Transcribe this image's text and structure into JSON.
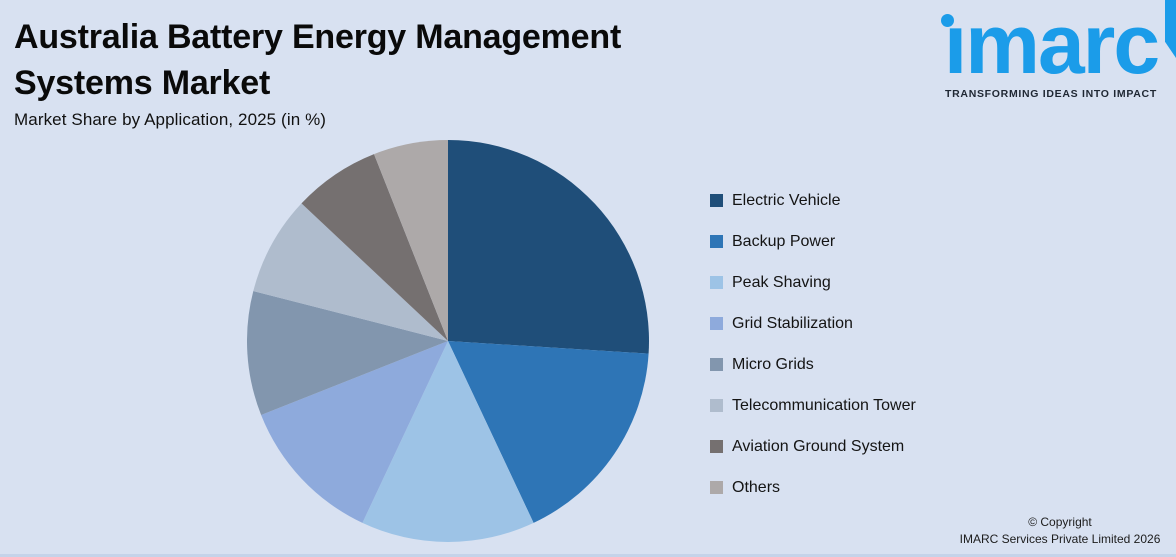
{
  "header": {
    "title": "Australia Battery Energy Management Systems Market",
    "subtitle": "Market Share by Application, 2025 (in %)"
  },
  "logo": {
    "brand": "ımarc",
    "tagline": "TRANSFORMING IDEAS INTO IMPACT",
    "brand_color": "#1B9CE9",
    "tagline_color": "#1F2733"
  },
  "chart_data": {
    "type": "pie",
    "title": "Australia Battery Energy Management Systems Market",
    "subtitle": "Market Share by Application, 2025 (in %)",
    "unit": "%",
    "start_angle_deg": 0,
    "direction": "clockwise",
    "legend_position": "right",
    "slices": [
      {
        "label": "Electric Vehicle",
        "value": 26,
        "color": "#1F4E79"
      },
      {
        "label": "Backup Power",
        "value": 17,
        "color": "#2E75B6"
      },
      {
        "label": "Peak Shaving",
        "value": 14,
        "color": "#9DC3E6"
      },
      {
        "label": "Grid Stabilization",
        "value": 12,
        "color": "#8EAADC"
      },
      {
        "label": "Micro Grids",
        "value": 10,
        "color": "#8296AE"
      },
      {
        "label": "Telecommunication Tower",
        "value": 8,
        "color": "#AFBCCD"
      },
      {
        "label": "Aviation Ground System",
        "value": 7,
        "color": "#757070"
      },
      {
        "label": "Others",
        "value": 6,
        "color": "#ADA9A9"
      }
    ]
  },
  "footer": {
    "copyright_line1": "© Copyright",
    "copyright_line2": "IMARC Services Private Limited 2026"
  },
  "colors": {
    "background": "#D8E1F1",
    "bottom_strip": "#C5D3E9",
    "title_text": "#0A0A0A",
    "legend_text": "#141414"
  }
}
----
-- Exercise description --
Copy out each line exactly, without the pictures.

-- Exercise response --
Transcribe this image's text and structure into JSON.
{
  "header": {
    "title": "Australia Battery Energy Management Systems Market",
    "subtitle": "Market Share by Application, 2025 (in %)"
  },
  "logo": {
    "brand": "ımarc",
    "tagline": "TRANSFORMING IDEAS INTO IMPACT",
    "brand_color": "#1B9CE9",
    "tagline_color": "#1F2733"
  },
  "chart_data": {
    "type": "pie",
    "title": "Australia Battery Energy Management Systems Market",
    "subtitle": "Market Share by Application, 2025 (in %)",
    "unit": "%",
    "start_angle_deg": 0,
    "direction": "clockwise",
    "legend_position": "right",
    "slices": [
      {
        "label": "Electric Vehicle",
        "value": 26,
        "color": "#1F4E79"
      },
      {
        "label": "Backup Power",
        "value": 17,
        "color": "#2E75B6"
      },
      {
        "label": "Peak Shaving",
        "value": 14,
        "color": "#9DC3E6"
      },
      {
        "label": "Grid Stabilization",
        "value": 12,
        "color": "#8EAADC"
      },
      {
        "label": "Micro Grids",
        "value": 10,
        "color": "#8296AE"
      },
      {
        "label": "Telecommunication Tower",
        "value": 8,
        "color": "#AFBCCD"
      },
      {
        "label": "Aviation Ground System",
        "value": 7,
        "color": "#757070"
      },
      {
        "label": "Others",
        "value": 6,
        "color": "#ADA9A9"
      }
    ]
  },
  "footer": {
    "copyright_line1": "© Copyright",
    "copyright_line2": "IMARC Services Private Limited 2026"
  },
  "colors": {
    "background": "#D8E1F1",
    "bottom_strip": "#C5D3E9",
    "title_text": "#0A0A0A",
    "legend_text": "#141414"
  }
}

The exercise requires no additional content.